(Collected data entries)

_____

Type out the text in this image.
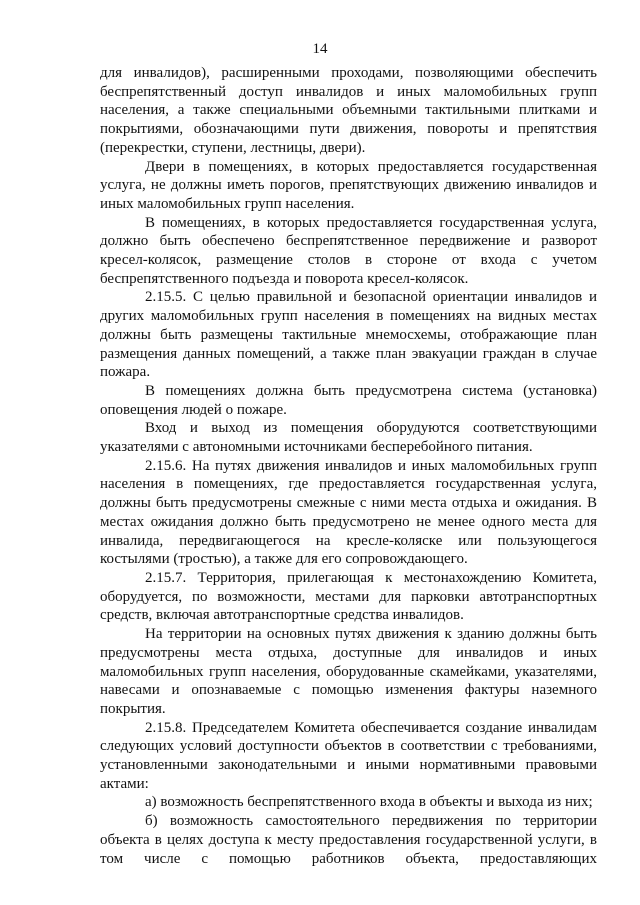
14

для инвалидов), расширенными проходами, позволяющими обеспечить беспрепятственный доступ инвалидов и иных маломобильных групп населения, а также специальными объемными тактильными плитками и покрытиями, обозначающими пути движения, повороты и препятствия (перекрестки, ступени, лестницы, двери).

Двери в помещениях, в которых предоставляется государственная услуга, не должны иметь порогов, препятствующих движению инвалидов и иных маломобильных групп населения.

В помещениях, в которых предоставляется государственная услуга, должно быть обеспечено беспрепятственное передвижение и разворот кресел-колясок, размещение столов в стороне от входа с учетом беспрепятственного подъезда и поворота кресел-колясок.

2.15.5. С целью правильной и безопасной ориентации инвалидов и других маломобильных групп населения в помещениях на видных местах должны быть размещены тактильные мнемосхемы, отображающие план размещения данных помещений, а также план эвакуации граждан в случае пожара.

В помещениях должна быть предусмотрена система (установка) оповещения людей о пожаре.

Вход и выход из помещения оборудуются соответствующими указателями с автономными источниками бесперебойного питания.

2.15.6. На путях движения инвалидов и иных маломобильных групп населения в помещениях, где предоставляется государственная услуга, должны быть предусмотрены смежные с ними места отдыха и ожидания. В местах ожидания должно быть предусмотрено не менее одного места для инвалида, передвигающегося на кресле-коляске или пользующегося костылями (тростью), а также для его сопровождающего.

2.15.7. Территория, прилегающая к местонахождению Комитета, оборудуется, по возможности, местами для парковки автотранспортных средств, включая автотранспортные средства инвалидов.

На территории на основных путях движения к зданию должны быть предусмотрены места отдыха, доступные для инвалидов и иных маломобильных групп населения, оборудованные скамейками, указателями, навесами и опознаваемые с помощью изменения фактуры наземного покрытия.

2.15.8. Председателем Комитета обеспечивается создание инвалидам следующих условий доступности объектов в соответствии с требованиями, установленными законодательными и иными нормативными правовыми актами:

а) возможность беспрепятственного входа в объекты и выхода из них;

б) возможность самостоятельного передвижения по территории объекта в целях доступа к месту предоставления государственной услуги, в том числе с помощью работников объекта, предоставляющих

_____

▶ _What the task asks_
Quote the preceding listing precisely and completely, omitting its images.

▶ _The answer_
Type out the text in this image.
14

для инвалидов), расширенными проходами, позволяющими обеспечить беспрепятственный доступ инвалидов и иных маломобильных групп населения, а также специальными объемными тактильными плитками и покрытиями, обозначающими пути движения, повороты и препятствия (перекрестки, ступени, лестницы, двери).

Двери в помещениях, в которых предоставляется государственная услуга, не должны иметь порогов, препятствующих движению инвалидов и иных маломобильных групп населения.

В помещениях, в которых предоставляется государственная услуга, должно быть обеспечено беспрепятственное передвижение и разворот кресел-колясок, размещение столов в стороне от входа с учетом беспрепятственного подъезда и поворота кресел-колясок.

2.15.5. С целью правильной и безопасной ориентации инвалидов и других маломобильных групп населения в помещениях на видных местах должны быть размещены тактильные мнемосхемы, отображающие план размещения данных помещений, а также план эвакуации граждан в случае пожара.

В помещениях должна быть предусмотрена система (установка) оповещения людей о пожаре.

Вход и выход из помещения оборудуются соответствующими указателями с автономными источниками бесперебойного питания.

2.15.6. На путях движения инвалидов и иных маломобильных групп населения в помещениях, где предоставляется государственная услуга, должны быть предусмотрены смежные с ними места отдыха и ожидания. В местах ожидания должно быть предусмотрено не менее одного места для инвалида, передвигающегося на кресле-коляске или пользующегося костылями (тростью), а также для его сопровождающего.

2.15.7. Территория, прилегающая к местонахождению Комитета, оборудуется, по возможности, местами для парковки автотранспортных средств, включая автотранспортные средства инвалидов.

На территории на основных путях движения к зданию должны быть предусмотрены места отдыха, доступные для инвалидов и иных маломобильных групп населения, оборудованные скамейками, указателями, навесами и опознаваемые с помощью изменения фактуры наземного покрытия.

2.15.8. Председателем Комитета обеспечивается создание инвалидам следующих условий доступности объектов в соответствии с требованиями, установленными законодательными и иными нормативными правовыми актами:

а) возможность беспрепятственного входа в объекты и выхода из них;

б) возможность самостоятельного передвижения по территории объекта в целях доступа к месту предоставления государственной услуги, в том числе с помощью работников объекта, предоставляющих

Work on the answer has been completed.